Provided records:
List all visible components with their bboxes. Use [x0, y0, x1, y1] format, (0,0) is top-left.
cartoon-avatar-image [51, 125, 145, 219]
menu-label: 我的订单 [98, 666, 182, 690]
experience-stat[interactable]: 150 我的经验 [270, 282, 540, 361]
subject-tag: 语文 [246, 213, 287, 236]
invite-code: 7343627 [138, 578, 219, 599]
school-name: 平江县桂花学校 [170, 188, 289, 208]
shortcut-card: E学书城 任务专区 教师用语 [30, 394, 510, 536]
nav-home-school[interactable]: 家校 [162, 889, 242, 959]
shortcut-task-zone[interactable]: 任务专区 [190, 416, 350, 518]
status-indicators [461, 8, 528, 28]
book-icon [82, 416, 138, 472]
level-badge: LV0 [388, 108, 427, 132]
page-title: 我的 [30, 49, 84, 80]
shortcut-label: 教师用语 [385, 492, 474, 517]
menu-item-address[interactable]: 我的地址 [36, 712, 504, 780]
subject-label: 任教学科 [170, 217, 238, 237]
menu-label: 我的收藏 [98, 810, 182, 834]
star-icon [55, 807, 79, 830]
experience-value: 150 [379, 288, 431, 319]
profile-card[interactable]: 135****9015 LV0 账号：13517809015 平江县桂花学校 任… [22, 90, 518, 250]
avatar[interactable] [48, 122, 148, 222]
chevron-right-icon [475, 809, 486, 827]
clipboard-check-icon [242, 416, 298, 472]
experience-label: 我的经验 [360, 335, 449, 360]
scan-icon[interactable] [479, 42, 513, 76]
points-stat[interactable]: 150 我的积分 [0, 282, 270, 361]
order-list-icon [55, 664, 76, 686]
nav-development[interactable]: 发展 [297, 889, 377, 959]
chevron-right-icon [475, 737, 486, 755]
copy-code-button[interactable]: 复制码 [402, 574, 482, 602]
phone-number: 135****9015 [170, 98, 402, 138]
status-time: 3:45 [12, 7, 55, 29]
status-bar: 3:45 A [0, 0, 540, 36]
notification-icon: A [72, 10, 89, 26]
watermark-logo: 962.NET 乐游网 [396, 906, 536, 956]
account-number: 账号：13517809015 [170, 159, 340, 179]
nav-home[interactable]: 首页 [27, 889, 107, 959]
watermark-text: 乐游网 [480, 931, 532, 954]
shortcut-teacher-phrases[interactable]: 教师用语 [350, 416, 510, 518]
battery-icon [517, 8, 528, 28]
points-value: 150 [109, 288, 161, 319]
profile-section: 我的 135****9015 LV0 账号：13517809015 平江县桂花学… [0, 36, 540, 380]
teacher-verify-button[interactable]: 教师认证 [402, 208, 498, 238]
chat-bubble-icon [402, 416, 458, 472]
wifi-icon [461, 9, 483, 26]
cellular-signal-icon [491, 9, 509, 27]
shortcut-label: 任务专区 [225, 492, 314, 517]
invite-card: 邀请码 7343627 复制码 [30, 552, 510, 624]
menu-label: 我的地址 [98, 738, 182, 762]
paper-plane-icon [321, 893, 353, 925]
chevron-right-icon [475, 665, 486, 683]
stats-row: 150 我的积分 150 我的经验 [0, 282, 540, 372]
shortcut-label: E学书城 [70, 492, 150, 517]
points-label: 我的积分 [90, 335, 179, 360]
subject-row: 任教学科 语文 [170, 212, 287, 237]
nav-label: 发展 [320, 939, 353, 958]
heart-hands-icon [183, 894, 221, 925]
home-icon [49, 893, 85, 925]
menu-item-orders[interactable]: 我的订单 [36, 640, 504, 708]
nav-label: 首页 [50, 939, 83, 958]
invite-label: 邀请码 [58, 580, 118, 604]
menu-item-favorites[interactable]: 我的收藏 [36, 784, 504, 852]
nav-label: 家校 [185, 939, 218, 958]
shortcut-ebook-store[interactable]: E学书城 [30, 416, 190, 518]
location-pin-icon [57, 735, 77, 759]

Exercise requirements: Recast every line of the entries above as a JSON list of strings, with one string per line and any blank lines skipped.

Exercise output:
[
  "List all visible components with their bboxes. Use [x0, y0, x1, y1] format, (0,0) is top-left.",
  "cartoon-avatar-image [51, 125, 145, 219]",
  "menu-label: 我的订单 [98, 666, 182, 690]",
  "experience-stat[interactable]: 150 我的经验 [270, 282, 540, 361]",
  "subject-tag: 语文 [246, 213, 287, 236]",
  "invite-code: 7343627 [138, 578, 219, 599]",
  "school-name: 平江县桂花学校 [170, 188, 289, 208]",
  "shortcut-card: E学书城 任务专区 教师用语 [30, 394, 510, 536]",
  "nav-home-school[interactable]: 家校 [162, 889, 242, 959]",
  "shortcut-task-zone[interactable]: 任务专区 [190, 416, 350, 518]",
  "status-indicators [461, 8, 528, 28]",
  "book-icon [82, 416, 138, 472]",
  "level-badge: LV0 [388, 108, 427, 132]",
  "page-title: 我的 [30, 49, 84, 80]",
  "shortcut-label: 教师用语 [385, 492, 474, 517]",
  "menu-item-address[interactable]: 我的地址 [36, 712, 504, 780]",
  "subject-label: 任教学科 [170, 217, 238, 237]",
  "menu-label: 我的收藏 [98, 810, 182, 834]",
  "star-icon [55, 807, 79, 830]",
  "experience-value: 150 [379, 288, 431, 319]",
  "profile-card[interactable]: 135****9015 LV0 账号：13517809015 平江县桂花学校 任… [22, 90, 518, 250]",
  "avatar[interactable] [48, 122, 148, 222]",
  "chevron-right-icon [475, 809, 486, 827]",
  "clipboard-check-icon [242, 416, 298, 472]",
  "experience-label: 我的经验 [360, 335, 449, 360]",
  "scan-icon[interactable] [479, 42, 513, 76]",
  "points-stat[interactable]: 150 我的积分 [0, 282, 270, 361]",
  "order-list-icon [55, 664, 76, 686]",
  "nav-development[interactable]: 发展 [297, 889, 377, 959]",
  "chevron-right-icon [475, 737, 486, 755]",
  "copy-code-button[interactable]: 复制码 [402, 574, 482, 602]",
  "phone-number: 135****9015 [170, 98, 402, 138]",
  "status-time: 3:45 [12, 7, 55, 29]",
  "status-bar: 3:45 A [0, 0, 540, 36]",
  "notification-icon: A [72, 10, 89, 26]",
  "watermark-logo: 962.NET 乐游网 [396, 906, 536, 956]",
  "account-number: 账号：13517809015 [170, 159, 340, 179]",
  "nav-home[interactable]: 首页 [27, 889, 107, 959]",
  "watermark-text: 乐游网 [480, 931, 532, 954]",
  "shortcut-teacher-phrases[interactable]: 教师用语 [350, 416, 510, 518]",
  "battery-icon [517, 8, 528, 28]",
  "points-value: 150 [109, 288, 161, 319]",
  "profile-section: 我的 135****9015 LV0 账号：13517809015 平江县桂花学… [0, 36, 540, 380]",
  "teacher-verify-button[interactable]: 教师认证 [402, 208, 498, 238]",
  "chat-bubble-icon [402, 416, 458, 472]",
  "wifi-icon [461, 9, 483, 26]",
  "cellular-signal-icon [491, 9, 509, 27]",
  "shortcut-label: 任务专区 [225, 492, 314, 517]",
  "invite-card: 邀请码 7343627 复制码 [30, 552, 510, 624]",
  "menu-label: 我的地址 [98, 738, 182, 762]",
  "paper-plane-icon [321, 893, 353, 925]",
  "chevron-right-icon [475, 665, 486, 683]",
  "stats-row: 150 我的积分 150 我的经验 [0, 282, 540, 372]",
  "shortcut-label: E学书城 [70, 492, 150, 517]",
  "points-label: 我的积分 [90, 335, 179, 360]",
  "subject-row: 任教学科 语文 [170, 212, 287, 237]",
  "nav-label: 发展 [320, 939, 353, 958]",
  "heart-hands-icon [183, 894, 221, 925]",
  "home-icon [49, 893, 85, 925]",
  "menu-item-orders[interactable]: 我的订单 [36, 640, 504, 708]",
  "nav-label: 首页 [50, 939, 83, 958]",
  "invite-label: 邀请码 [58, 580, 118, 604]",
  "menu-item-favorites[interactable]: 我的收藏 [36, 784, 504, 852]",
  "nav-label: 家校 [185, 939, 218, 958]",
  "shortcut-ebook-store[interactable]: E学书城 [30, 416, 190, 518]",
  "location-pin-icon [57, 735, 77, 759]"
]